Select from the records below every line that has the word "JSON" in it.

_Input material:_
===============
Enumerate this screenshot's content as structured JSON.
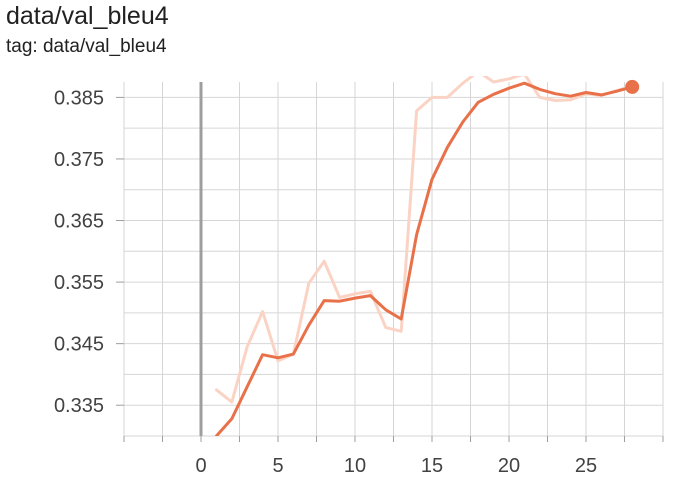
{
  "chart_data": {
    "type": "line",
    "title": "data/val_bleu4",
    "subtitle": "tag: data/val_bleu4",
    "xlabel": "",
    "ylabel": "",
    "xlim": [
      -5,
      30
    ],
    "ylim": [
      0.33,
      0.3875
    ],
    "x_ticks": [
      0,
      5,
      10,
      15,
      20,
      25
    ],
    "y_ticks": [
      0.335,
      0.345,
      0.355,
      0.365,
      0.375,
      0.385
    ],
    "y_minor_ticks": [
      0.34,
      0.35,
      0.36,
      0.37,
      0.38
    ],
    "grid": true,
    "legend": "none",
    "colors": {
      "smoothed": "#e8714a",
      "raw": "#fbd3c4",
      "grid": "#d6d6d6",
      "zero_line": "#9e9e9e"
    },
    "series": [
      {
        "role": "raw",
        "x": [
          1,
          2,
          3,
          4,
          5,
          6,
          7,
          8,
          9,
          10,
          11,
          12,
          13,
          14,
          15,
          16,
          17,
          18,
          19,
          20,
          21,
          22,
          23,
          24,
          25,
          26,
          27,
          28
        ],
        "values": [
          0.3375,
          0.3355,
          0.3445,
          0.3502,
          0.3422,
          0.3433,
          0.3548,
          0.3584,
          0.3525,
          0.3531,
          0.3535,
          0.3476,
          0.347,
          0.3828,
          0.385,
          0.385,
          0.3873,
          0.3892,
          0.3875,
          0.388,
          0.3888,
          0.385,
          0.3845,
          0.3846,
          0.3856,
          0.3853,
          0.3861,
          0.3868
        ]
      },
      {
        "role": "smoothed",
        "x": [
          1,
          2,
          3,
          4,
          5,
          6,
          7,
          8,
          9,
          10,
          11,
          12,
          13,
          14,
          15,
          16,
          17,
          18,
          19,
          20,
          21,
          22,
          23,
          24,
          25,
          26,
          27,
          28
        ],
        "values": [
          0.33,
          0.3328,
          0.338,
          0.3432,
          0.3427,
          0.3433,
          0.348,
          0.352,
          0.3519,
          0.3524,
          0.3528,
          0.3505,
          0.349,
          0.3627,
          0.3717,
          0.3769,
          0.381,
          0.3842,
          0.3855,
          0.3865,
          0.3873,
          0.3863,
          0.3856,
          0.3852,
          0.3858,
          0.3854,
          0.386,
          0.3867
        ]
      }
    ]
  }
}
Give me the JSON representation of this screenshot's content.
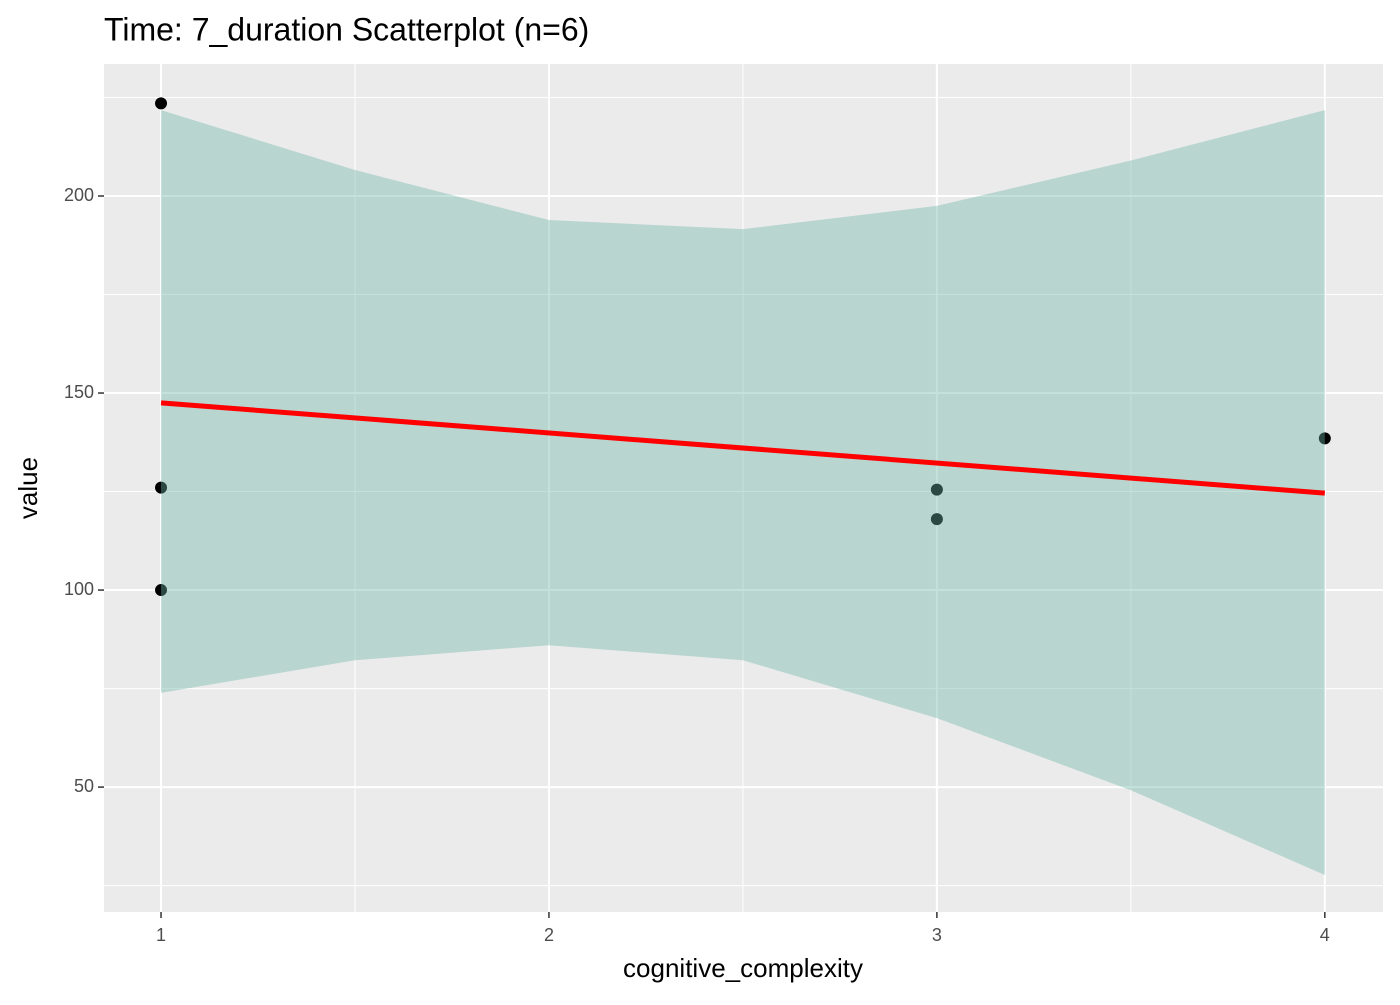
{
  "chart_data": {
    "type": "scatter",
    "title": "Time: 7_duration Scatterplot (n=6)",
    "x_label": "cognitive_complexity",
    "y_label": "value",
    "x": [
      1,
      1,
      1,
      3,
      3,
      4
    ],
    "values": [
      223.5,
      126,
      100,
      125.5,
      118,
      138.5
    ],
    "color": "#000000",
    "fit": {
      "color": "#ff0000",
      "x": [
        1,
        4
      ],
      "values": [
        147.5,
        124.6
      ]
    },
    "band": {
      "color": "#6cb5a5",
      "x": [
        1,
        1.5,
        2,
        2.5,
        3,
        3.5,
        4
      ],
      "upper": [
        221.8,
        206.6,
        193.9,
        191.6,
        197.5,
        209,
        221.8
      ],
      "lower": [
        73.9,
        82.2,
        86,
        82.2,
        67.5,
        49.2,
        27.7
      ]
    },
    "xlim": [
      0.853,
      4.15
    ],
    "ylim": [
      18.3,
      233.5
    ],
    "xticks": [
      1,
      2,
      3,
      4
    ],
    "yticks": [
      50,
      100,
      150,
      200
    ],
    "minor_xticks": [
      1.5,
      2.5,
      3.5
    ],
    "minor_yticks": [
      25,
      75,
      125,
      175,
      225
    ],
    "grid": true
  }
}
===============
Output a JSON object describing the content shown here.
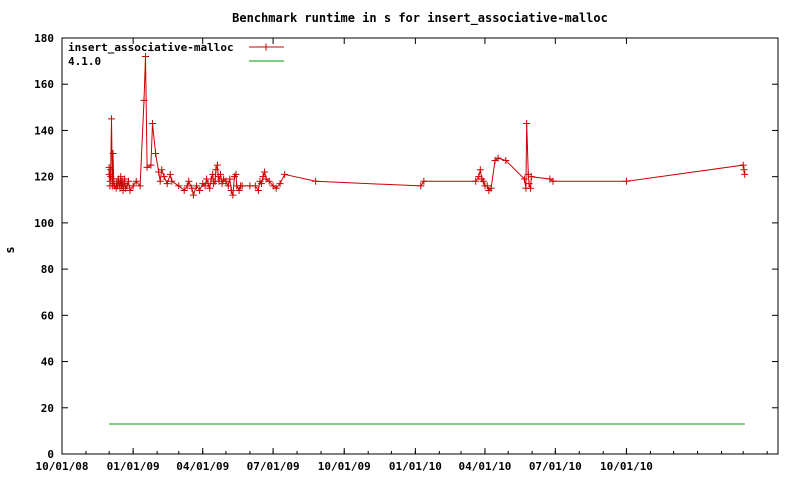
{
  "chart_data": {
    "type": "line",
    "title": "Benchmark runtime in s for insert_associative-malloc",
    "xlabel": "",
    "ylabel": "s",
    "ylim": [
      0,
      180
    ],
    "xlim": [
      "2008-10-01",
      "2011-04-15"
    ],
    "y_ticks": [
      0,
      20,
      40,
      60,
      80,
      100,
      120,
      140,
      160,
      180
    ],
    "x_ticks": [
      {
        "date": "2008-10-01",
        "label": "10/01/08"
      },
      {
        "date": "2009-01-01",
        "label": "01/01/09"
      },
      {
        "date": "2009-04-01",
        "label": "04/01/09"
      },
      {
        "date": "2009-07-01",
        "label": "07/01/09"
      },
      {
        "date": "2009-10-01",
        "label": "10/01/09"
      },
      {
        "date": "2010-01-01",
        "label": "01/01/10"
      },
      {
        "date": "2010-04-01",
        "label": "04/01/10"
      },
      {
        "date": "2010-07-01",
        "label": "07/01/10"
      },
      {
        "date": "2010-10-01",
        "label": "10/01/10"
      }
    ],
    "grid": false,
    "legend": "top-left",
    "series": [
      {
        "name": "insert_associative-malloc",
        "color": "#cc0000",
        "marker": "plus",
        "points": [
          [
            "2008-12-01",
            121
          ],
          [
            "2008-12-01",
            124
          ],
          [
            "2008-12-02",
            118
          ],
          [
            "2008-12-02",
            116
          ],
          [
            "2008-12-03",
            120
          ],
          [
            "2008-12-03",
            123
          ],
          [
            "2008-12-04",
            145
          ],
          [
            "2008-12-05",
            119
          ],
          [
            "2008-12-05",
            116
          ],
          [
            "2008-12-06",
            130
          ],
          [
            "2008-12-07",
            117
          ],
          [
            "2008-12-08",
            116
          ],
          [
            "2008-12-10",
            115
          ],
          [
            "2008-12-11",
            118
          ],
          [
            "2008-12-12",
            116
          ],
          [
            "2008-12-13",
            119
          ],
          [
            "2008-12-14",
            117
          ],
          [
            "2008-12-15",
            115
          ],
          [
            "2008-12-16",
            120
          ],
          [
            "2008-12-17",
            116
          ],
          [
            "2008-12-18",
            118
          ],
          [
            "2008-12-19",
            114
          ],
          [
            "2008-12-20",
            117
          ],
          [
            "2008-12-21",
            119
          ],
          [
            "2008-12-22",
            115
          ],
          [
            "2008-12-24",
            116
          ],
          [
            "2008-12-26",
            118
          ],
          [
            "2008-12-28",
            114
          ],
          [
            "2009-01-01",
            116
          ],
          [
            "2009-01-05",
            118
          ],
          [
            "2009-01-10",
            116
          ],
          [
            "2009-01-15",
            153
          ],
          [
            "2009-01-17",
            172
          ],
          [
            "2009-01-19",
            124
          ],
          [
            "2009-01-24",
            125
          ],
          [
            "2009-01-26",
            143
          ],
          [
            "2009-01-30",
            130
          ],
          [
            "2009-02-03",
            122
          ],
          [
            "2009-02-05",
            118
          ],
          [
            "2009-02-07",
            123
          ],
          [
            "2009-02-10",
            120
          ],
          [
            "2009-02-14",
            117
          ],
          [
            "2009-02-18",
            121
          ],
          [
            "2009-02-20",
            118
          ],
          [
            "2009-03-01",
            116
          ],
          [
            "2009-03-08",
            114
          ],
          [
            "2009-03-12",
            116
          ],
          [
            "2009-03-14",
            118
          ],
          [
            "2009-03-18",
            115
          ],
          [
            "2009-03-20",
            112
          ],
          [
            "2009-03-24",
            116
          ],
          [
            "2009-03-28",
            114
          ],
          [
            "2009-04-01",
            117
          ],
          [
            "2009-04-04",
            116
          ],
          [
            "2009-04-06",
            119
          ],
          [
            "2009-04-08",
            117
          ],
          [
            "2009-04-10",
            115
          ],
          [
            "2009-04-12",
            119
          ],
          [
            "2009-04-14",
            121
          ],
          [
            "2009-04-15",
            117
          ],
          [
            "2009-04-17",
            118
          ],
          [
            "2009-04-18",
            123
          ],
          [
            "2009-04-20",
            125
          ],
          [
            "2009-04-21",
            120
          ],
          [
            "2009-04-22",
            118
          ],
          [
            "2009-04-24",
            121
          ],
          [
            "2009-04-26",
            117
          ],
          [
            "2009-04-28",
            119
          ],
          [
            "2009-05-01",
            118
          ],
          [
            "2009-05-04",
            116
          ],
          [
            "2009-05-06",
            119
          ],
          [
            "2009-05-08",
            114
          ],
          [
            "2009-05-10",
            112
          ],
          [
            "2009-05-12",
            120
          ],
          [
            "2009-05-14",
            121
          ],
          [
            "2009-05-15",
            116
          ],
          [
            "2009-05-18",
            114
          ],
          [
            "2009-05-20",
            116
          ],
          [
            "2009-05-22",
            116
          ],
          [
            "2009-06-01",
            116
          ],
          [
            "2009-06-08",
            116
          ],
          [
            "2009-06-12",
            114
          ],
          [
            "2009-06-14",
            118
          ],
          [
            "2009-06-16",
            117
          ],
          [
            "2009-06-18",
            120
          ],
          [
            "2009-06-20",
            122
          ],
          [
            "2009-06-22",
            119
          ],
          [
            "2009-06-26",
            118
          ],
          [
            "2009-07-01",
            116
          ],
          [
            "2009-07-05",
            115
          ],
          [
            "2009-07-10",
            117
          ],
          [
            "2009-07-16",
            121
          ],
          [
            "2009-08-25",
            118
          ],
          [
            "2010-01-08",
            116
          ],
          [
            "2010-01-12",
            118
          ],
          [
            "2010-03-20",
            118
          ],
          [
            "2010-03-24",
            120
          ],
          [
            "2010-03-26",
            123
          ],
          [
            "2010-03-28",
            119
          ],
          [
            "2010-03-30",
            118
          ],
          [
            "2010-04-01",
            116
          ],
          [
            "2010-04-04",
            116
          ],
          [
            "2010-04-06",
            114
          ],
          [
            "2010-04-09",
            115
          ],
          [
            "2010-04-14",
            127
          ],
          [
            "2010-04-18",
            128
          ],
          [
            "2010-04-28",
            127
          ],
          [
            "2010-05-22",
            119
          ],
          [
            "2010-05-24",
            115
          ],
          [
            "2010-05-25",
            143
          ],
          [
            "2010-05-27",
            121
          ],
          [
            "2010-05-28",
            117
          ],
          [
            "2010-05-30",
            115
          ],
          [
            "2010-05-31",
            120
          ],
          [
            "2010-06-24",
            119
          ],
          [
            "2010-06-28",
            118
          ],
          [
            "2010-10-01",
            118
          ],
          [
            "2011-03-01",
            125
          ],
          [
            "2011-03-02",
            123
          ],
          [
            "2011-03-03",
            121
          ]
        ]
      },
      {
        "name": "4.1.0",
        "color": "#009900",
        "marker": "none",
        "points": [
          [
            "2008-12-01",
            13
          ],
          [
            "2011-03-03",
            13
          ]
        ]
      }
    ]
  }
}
===============
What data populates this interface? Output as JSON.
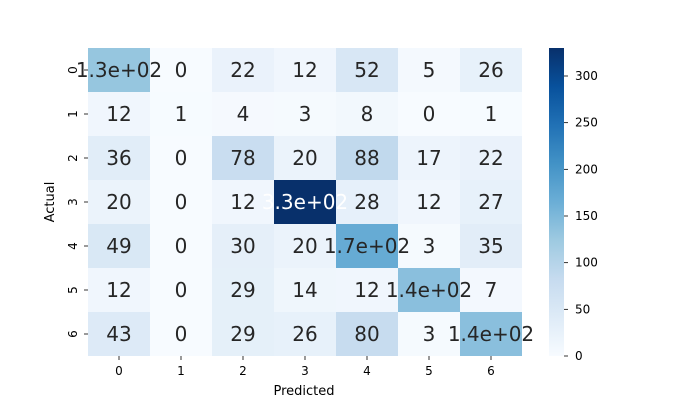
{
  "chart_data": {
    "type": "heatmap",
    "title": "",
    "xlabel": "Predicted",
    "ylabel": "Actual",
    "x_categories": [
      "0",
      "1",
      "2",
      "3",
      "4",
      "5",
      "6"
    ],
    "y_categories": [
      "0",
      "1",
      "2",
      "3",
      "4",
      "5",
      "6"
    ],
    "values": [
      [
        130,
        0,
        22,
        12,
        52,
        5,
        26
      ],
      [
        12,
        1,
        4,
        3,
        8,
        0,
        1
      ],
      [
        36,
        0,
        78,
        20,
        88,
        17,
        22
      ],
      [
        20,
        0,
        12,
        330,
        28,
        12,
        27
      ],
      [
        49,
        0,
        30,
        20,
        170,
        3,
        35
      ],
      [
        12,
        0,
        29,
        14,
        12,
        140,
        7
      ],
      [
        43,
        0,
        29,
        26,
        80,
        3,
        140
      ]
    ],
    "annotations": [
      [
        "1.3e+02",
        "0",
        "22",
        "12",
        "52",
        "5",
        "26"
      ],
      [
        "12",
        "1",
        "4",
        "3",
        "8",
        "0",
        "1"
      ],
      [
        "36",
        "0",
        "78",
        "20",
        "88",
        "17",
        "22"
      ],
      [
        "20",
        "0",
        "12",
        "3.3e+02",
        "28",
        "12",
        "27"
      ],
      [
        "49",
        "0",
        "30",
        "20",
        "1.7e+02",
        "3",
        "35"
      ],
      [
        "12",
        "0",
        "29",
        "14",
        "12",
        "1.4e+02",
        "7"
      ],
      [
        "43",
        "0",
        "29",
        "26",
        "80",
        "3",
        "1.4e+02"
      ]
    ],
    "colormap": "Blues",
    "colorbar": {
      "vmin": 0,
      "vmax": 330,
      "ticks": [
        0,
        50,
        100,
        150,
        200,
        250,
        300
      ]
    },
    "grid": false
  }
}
===============
_Completed task:_
Enumerate this screenshot's content as structured JSON.
Give me the JSON representation of this screenshot's content.
Output a JSON object describing the content shown here.
What data populates this interface? Output as JSON.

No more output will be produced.